- _EXERCISE OBJECTIVE_
Copy each line of the entries below that contains the string "Inflammatory".
##### RECORDS FOR THIS TASK #####
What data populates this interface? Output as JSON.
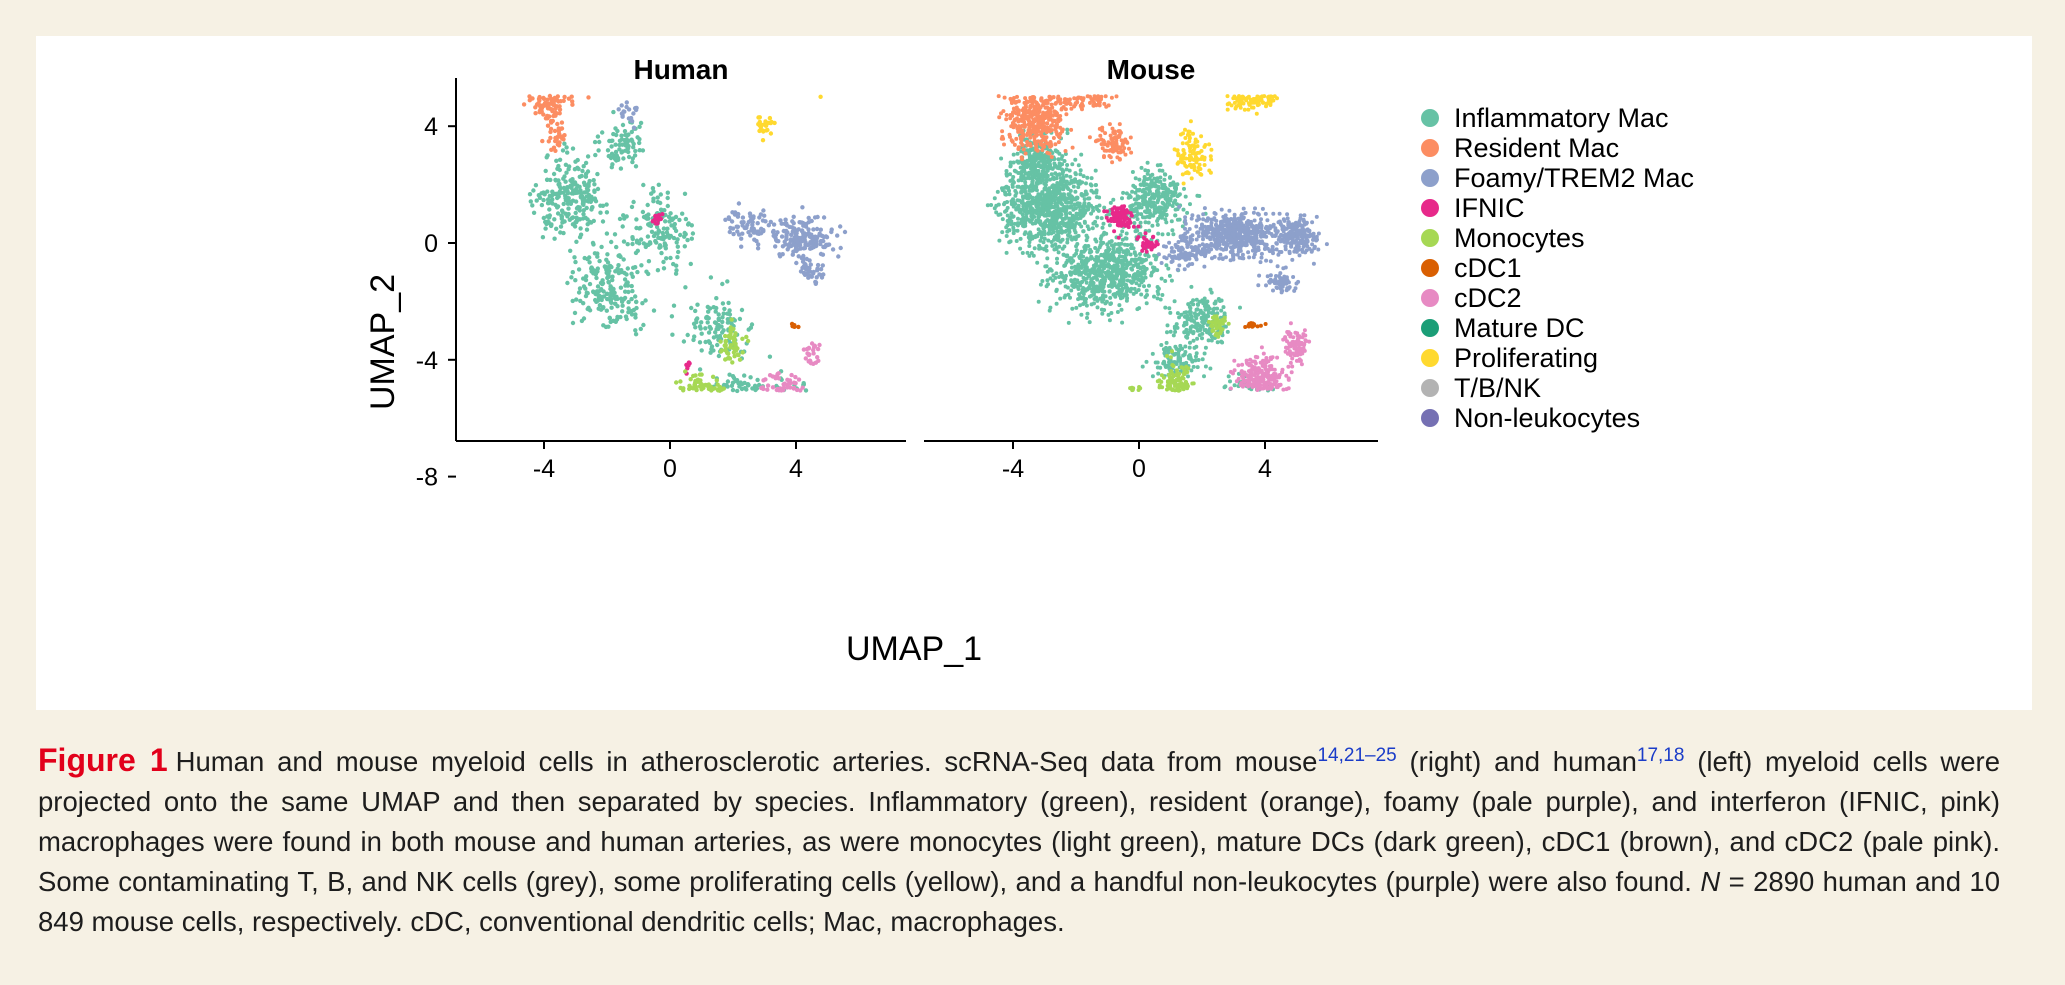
{
  "chart_data": {
    "type": "scatter",
    "x_axis_label": "UMAP_1",
    "y_axis_label": "UMAP_2",
    "x_ticks": [
      -4,
      0,
      4
    ],
    "x_tick_labels": [
      "-4",
      "0",
      "4"
    ],
    "y_ticks": [
      4,
      0,
      -4,
      -8
    ],
    "y_tick_labels": [
      "4",
      "0",
      "-4",
      "-8"
    ],
    "xlim": [
      -6.5,
      7.5
    ],
    "ylim": [
      -8.8,
      7.0
    ],
    "panels": [
      {
        "title": "Human",
        "total_cells": "2890"
      },
      {
        "title": "Mouse",
        "total_cells": "10 849"
      }
    ],
    "legend_position": "right",
    "series": [
      {
        "name": "Inflammatory Mac",
        "color": "#66c2a5"
      },
      {
        "name": "Resident Mac",
        "color": "#fc8d62"
      },
      {
        "name": "Foamy/TREM2 Mac",
        "color": "#8da0cb"
      },
      {
        "name": "IFNIC",
        "color": "#e7298a"
      },
      {
        "name": "Monocytes",
        "color": "#a6d854"
      },
      {
        "name": "cDC1",
        "color": "#d95f02"
      },
      {
        "name": "cDC2",
        "color": "#e78ac3"
      },
      {
        "name": "Mature DC",
        "color": "#1b9e77"
      },
      {
        "name": "Proliferating",
        "color": "#ffd92f"
      },
      {
        "name": "T/B/NK",
        "color": "#b3b3b3"
      },
      {
        "name": "Non-leukocytes",
        "color": "#7570b3"
      }
    ]
  },
  "caption": {
    "figure_label": "Figure 1",
    "text_1": "Human and mouse myeloid cells in atherosclerotic arteries. scRNA-Seq data from mouse",
    "ref_1": "14,21–25",
    "text_2": " (right) and human",
    "ref_2": "17,18",
    "text_3": " (left) myeloid cells were projected onto the same UMAP and then separated by species. Inflammatory (green), resident (orange), foamy (pale purple), and interferon (IFNIC, pink) macrophages were found in both mouse and human arteries, as were monocytes (light green), mature DCs (dark green), cDC1 (brown), and cDC2 (pale pink). Some contaminating T, B, and NK cells (grey), some proliferating cells (yellow), and a handful non-leukocytes (purple) were also found. ",
    "n_symbol": "N",
    "text_4": " = 2890 human and 10 849 mouse cells, respectively. cDC, conventional dendritic cells; Mac, macrophages."
  }
}
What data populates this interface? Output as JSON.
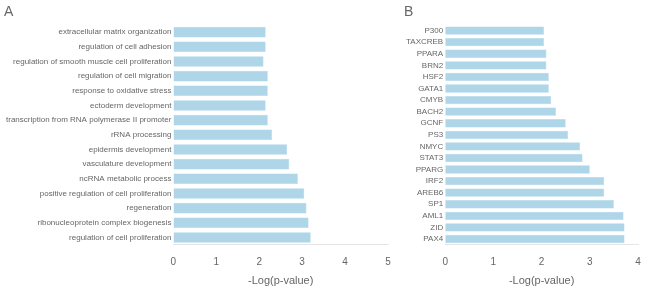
{
  "chart_data": [
    {
      "type": "bar",
      "orientation": "horizontal",
      "title": "A",
      "categories": [
        "extracellular matrix organization",
        "regulation of cell adhesion",
        "regulation of smooth muscle cell proliferation",
        "regulation of cell migration",
        "response to oxidative stress",
        "ectoderm development",
        "transcription from RNA polymerase II promoter",
        "rRNA processing",
        "epidermis development",
        "vasculature development",
        "ncRNA metabolic process",
        "positive regulation of cell proliferation",
        "regeneration",
        "ribonucleoprotein complex biogenesis",
        "regulation of cell proliferation"
      ],
      "values": [
        2.15,
        2.15,
        2.1,
        2.2,
        2.2,
        2.15,
        2.2,
        2.3,
        2.65,
        2.7,
        2.9,
        3.05,
        3.1,
        3.15,
        3.2
      ],
      "color": "#aed6e8",
      "xlabel": "-Log(p-value)",
      "xlim": [
        0,
        5
      ],
      "xticks": [
        0,
        1,
        2,
        3,
        4,
        5
      ],
      "grid": false
    },
    {
      "type": "bar",
      "orientation": "horizontal",
      "title": "B",
      "categories": [
        "P300",
        "TAXCREB",
        "PPARA",
        "BRN2",
        "HSF2",
        "GATA1",
        "CMYB",
        "BACH2",
        "GCNF",
        "PS3",
        "NMYC",
        "STAT3",
        "PPARG",
        "IRF2",
        "AREB6",
        "SP1",
        "AML1",
        "ZID",
        "PAX4"
      ],
      "values": [
        2.05,
        2.05,
        2.1,
        2.1,
        2.15,
        2.15,
        2.2,
        2.3,
        2.5,
        2.55,
        2.8,
        2.85,
        3.0,
        3.3,
        3.3,
        3.5,
        3.7,
        3.72,
        3.72
      ],
      "color": "#aed6e8",
      "xlabel": "-Log(p-value)",
      "xlim": [
        0,
        4
      ],
      "xticks": [
        0,
        1,
        2,
        3,
        4
      ],
      "grid": false
    }
  ]
}
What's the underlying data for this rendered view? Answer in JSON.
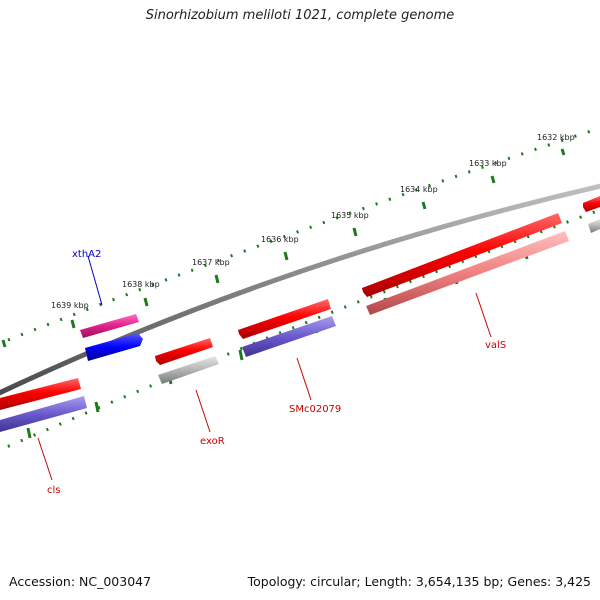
{
  "title": "Sinorhizobium meliloti 1021, complete genome",
  "footer": {
    "accession": "Accession: NC_003047",
    "info": "Topology: circular; Length: 3,654,135 bp; Genes: 3,425"
  },
  "colors": {
    "backbone": "#808080",
    "tick": "#1f7a1f",
    "feature_red": "#ff0000",
    "feature_pink": "#e0208a",
    "feature_blue": "#0000ff",
    "feature_purple": "#6a5acd",
    "feature_grey": "#b4b4b4",
    "feature_salmon": "#f08080",
    "label_red": "#cc0000",
    "label_blue": "#0000cc"
  },
  "kbp_labels": [
    {
      "text": "1632 kbp"
    },
    {
      "text": "1633 kbp"
    },
    {
      "text": "1634 kbp"
    },
    {
      "text": "1635 kbp"
    },
    {
      "text": "1636 kbp"
    },
    {
      "text": "1637 kbp"
    },
    {
      "text": "1638 kbp"
    },
    {
      "text": "1639 kbp"
    }
  ],
  "gene_labels": [
    {
      "text": "xthA2",
      "color": "label_blue"
    },
    {
      "text": "exoR",
      "color": "label_red"
    },
    {
      "text": "SMc02079",
      "color": "label_red"
    },
    {
      "text": "valS",
      "color": "label_red"
    },
    {
      "text": "cls",
      "color": "label_red"
    }
  ]
}
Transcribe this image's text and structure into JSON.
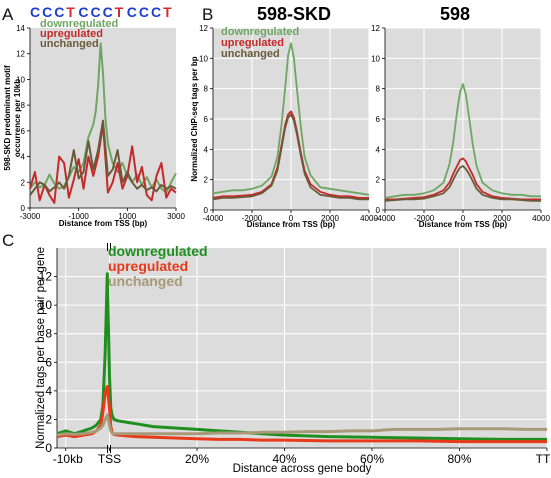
#####
- _WRITTEN ANSWER_
        "name": "Inflammatory Mac",
    "text_3": " (left) myeloid cells were projected onto the same UMAP and then separated by species. Inflammatory (green), resident (orange), foamy (pale purple), and interferon (IFNIC, pink) macrophages were found in both mouse and human arteries, as were monocytes (light green), mature DCs (dark green), cDC1 (brown), and cDC2 (pale pink). Some contaminating T, B, and NK cells (grey), some proliferating cells (yellow), and a handful non-leukocytes (purple) were also found. ",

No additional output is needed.